## Data items
###

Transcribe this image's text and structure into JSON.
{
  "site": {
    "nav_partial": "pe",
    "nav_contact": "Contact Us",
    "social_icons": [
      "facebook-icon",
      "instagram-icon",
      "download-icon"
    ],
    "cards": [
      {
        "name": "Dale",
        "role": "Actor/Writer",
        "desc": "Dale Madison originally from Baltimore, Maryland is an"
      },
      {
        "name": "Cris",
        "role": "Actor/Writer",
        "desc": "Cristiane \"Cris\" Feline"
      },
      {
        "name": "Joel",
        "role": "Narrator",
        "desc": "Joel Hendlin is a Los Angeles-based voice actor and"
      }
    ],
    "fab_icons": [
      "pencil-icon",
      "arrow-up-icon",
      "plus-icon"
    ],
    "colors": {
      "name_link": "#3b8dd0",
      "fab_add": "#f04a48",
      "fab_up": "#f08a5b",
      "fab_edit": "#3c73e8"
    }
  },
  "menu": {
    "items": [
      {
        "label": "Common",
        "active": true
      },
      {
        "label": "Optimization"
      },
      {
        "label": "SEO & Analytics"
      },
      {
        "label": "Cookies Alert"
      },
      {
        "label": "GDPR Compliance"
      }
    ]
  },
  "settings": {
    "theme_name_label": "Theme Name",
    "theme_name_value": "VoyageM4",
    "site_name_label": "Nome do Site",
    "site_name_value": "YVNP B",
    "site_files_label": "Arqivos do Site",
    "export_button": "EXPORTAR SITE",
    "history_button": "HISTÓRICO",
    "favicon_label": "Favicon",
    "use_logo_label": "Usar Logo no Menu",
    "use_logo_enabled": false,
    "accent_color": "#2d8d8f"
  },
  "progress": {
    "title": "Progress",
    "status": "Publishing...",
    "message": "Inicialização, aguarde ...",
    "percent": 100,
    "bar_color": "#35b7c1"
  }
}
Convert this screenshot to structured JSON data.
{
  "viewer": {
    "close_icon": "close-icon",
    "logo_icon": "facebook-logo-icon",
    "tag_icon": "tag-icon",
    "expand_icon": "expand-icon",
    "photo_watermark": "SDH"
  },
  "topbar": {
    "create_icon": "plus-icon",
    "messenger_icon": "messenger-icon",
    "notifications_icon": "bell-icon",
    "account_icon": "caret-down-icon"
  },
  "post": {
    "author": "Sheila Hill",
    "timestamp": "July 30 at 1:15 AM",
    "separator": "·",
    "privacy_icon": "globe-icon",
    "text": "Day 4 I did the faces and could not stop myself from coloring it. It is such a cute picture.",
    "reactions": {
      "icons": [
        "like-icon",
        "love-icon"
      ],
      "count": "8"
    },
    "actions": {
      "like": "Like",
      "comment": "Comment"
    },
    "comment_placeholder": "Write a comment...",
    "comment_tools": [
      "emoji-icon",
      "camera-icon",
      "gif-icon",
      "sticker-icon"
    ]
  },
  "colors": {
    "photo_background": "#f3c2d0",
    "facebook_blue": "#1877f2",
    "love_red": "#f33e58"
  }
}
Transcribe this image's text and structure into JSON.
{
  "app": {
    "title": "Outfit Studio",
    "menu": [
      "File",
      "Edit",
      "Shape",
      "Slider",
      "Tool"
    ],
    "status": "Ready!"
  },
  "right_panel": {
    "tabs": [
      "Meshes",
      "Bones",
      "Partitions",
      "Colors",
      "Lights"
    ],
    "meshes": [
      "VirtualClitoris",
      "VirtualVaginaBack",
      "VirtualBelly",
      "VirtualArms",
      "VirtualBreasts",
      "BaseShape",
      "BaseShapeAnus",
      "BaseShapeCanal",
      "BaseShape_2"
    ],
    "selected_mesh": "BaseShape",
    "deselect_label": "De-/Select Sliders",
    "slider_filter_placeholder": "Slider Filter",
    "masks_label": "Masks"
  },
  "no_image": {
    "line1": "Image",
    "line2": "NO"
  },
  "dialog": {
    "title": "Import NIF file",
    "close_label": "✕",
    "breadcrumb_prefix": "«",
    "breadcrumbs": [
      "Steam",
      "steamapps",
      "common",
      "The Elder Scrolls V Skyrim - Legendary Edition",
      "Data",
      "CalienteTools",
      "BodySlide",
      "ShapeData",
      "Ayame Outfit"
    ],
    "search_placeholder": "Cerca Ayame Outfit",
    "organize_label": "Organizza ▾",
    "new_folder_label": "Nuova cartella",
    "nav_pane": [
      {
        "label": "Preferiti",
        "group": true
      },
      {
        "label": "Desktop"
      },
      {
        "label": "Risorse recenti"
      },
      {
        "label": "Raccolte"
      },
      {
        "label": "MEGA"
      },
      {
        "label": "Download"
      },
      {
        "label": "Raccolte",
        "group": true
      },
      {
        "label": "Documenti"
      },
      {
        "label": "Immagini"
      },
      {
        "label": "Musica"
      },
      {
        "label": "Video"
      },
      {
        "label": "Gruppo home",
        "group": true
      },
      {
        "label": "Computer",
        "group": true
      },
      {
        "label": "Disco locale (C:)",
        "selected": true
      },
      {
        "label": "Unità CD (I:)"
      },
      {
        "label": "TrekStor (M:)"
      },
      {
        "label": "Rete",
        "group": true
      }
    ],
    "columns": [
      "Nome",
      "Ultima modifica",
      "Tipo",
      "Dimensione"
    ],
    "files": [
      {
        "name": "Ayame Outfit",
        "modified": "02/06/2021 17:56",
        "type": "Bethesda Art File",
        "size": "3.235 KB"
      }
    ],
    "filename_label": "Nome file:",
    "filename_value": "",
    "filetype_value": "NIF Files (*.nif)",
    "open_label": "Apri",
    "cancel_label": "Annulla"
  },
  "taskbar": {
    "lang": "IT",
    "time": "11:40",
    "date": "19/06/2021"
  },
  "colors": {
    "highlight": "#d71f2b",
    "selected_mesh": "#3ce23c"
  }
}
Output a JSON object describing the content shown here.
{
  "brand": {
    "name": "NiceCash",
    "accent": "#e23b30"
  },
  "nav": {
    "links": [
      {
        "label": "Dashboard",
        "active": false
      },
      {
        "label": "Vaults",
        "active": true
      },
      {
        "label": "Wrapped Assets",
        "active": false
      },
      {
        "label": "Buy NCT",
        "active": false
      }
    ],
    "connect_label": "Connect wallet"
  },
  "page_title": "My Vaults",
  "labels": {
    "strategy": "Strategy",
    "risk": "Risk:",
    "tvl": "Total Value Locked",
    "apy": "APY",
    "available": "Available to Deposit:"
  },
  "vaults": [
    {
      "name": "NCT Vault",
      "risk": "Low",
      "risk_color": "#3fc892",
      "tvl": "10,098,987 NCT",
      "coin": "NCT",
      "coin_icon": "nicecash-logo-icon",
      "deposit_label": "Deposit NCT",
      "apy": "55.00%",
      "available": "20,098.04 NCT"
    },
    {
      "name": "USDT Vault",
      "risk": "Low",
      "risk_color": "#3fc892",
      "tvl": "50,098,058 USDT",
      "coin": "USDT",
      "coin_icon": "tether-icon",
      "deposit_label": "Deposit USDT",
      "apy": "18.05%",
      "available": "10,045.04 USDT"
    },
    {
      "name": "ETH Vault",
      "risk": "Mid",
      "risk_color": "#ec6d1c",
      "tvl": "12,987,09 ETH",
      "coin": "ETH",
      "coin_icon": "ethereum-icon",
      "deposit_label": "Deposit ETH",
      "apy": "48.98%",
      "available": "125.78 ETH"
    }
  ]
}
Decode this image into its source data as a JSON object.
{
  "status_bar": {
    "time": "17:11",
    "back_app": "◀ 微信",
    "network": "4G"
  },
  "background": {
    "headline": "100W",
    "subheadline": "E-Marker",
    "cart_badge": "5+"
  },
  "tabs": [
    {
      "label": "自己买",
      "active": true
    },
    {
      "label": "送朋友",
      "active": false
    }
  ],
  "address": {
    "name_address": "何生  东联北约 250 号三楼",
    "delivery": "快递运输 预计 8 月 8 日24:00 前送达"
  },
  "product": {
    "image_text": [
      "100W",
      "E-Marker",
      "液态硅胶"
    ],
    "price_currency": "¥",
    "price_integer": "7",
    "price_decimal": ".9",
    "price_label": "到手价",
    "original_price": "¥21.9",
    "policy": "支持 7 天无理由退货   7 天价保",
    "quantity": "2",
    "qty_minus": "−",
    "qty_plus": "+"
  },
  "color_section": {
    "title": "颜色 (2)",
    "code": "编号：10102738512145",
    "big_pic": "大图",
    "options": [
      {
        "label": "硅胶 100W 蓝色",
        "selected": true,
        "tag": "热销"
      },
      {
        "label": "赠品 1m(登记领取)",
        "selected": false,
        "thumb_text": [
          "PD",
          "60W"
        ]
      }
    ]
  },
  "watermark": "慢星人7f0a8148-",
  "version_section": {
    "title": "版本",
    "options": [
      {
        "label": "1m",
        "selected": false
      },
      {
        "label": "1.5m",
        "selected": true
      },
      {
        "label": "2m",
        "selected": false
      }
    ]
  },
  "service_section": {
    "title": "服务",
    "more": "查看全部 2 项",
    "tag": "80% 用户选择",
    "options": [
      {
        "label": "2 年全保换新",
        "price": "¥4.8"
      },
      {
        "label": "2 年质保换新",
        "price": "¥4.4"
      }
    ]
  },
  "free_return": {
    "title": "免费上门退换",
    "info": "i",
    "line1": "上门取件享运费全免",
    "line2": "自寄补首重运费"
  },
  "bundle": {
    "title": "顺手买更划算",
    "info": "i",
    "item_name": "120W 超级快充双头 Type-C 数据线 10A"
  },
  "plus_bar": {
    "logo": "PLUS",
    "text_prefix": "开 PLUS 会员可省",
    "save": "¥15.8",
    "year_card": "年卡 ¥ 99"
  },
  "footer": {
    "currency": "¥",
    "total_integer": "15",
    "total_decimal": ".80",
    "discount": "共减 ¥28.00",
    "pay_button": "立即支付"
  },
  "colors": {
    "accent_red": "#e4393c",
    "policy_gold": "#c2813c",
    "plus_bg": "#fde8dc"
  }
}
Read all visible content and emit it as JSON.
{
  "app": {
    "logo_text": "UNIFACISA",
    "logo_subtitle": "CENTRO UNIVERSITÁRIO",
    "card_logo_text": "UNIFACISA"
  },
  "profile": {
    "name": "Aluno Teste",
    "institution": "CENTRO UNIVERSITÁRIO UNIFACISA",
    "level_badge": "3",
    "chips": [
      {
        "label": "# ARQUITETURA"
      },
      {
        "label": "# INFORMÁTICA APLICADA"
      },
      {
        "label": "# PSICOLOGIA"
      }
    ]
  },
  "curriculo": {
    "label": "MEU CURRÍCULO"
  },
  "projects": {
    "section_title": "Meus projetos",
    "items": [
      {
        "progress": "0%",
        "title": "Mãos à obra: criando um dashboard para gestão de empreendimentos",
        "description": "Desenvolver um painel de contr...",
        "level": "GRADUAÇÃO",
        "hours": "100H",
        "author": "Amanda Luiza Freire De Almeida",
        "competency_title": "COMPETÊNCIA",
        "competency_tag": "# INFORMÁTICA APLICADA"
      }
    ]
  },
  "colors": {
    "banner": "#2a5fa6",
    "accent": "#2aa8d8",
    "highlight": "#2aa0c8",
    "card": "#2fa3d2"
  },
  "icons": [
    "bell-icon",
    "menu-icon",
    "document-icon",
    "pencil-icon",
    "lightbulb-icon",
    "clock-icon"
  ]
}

###

## Task
Look through the entries and work out how many lines have the word "USDT" in them; reply with that number only.

## Task response
5